_Task objective_:
Identify each line below that contains the word "JSON", and copy it out.

[Data entries for graphics]
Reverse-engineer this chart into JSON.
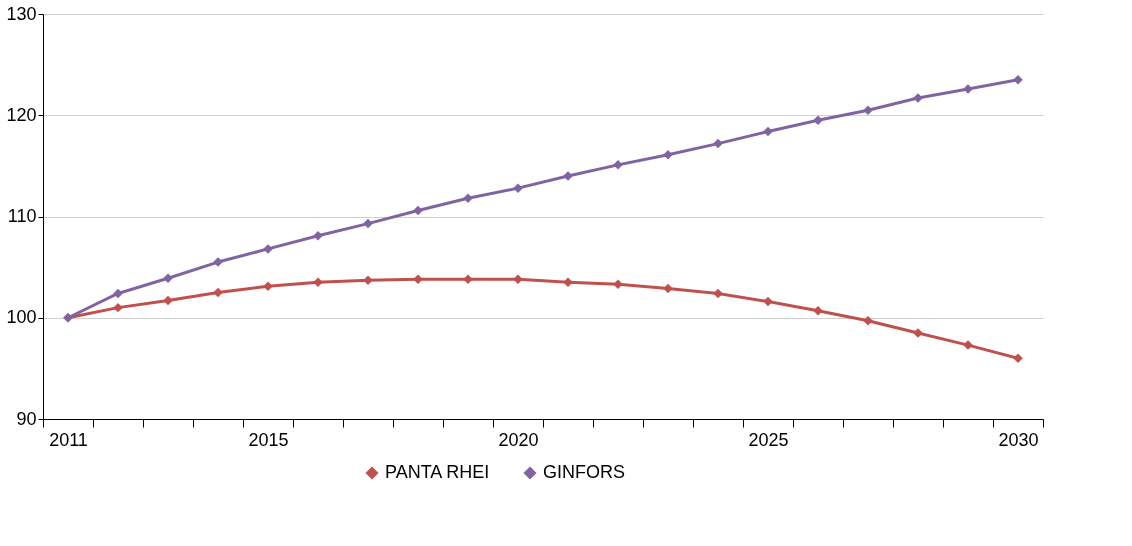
{
  "chart_data": {
    "type": "line",
    "categories": [
      "2011",
      null,
      null,
      null,
      "2015",
      null,
      null,
      null,
      null,
      "2020",
      null,
      null,
      null,
      null,
      "2025",
      null,
      null,
      null,
      null,
      "2030"
    ],
    "series": [
      {
        "name": "PANTA RHEI",
        "color": "#c0504d",
        "values": [
          100,
          101.0,
          101.7,
          102.5,
          103.1,
          103.5,
          103.7,
          103.8,
          103.8,
          103.8,
          103.5,
          103.3,
          102.9,
          102.4,
          101.6,
          100.7,
          99.7,
          98.5,
          97.3,
          96.0
        ]
      },
      {
        "name": "GINFORS",
        "color": "#8064a2",
        "values": [
          100,
          102.4,
          103.9,
          105.5,
          106.8,
          108.1,
          109.3,
          110.6,
          111.8,
          112.8,
          114.0,
          115.1,
          116.1,
          117.2,
          118.4,
          119.5,
          120.5,
          121.7,
          122.6,
          123.5
        ]
      }
    ],
    "ylim": [
      90,
      130
    ],
    "yticks": [
      90,
      100,
      110,
      120,
      130
    ],
    "grid": "y",
    "legend": "bottom",
    "marker": "diamond",
    "line_style": "solid"
  }
}
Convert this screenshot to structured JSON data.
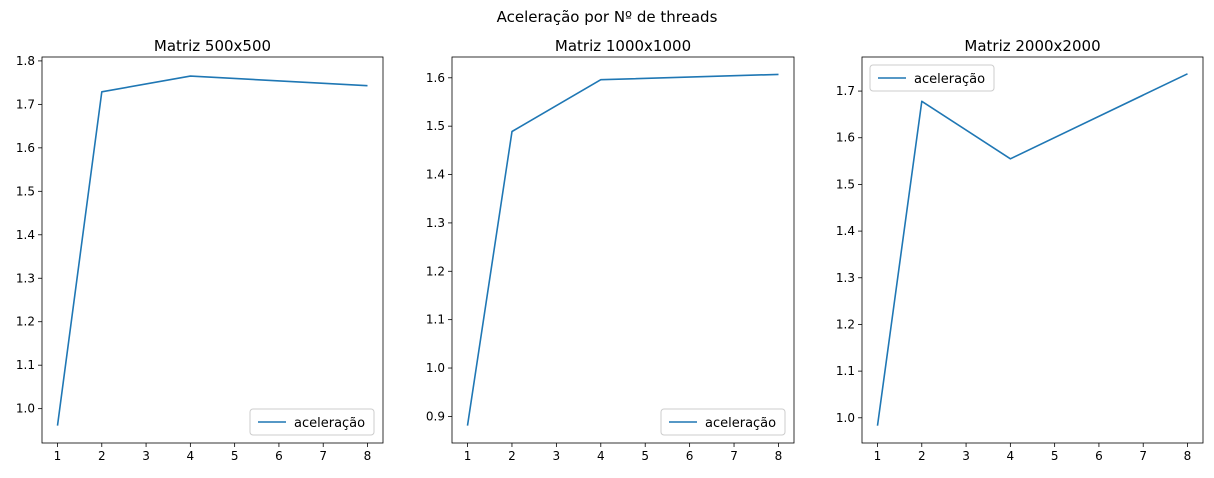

_Written solution_:
Reverse-engineer this chart into JSON.
Convert this screenshot to structured JSON data.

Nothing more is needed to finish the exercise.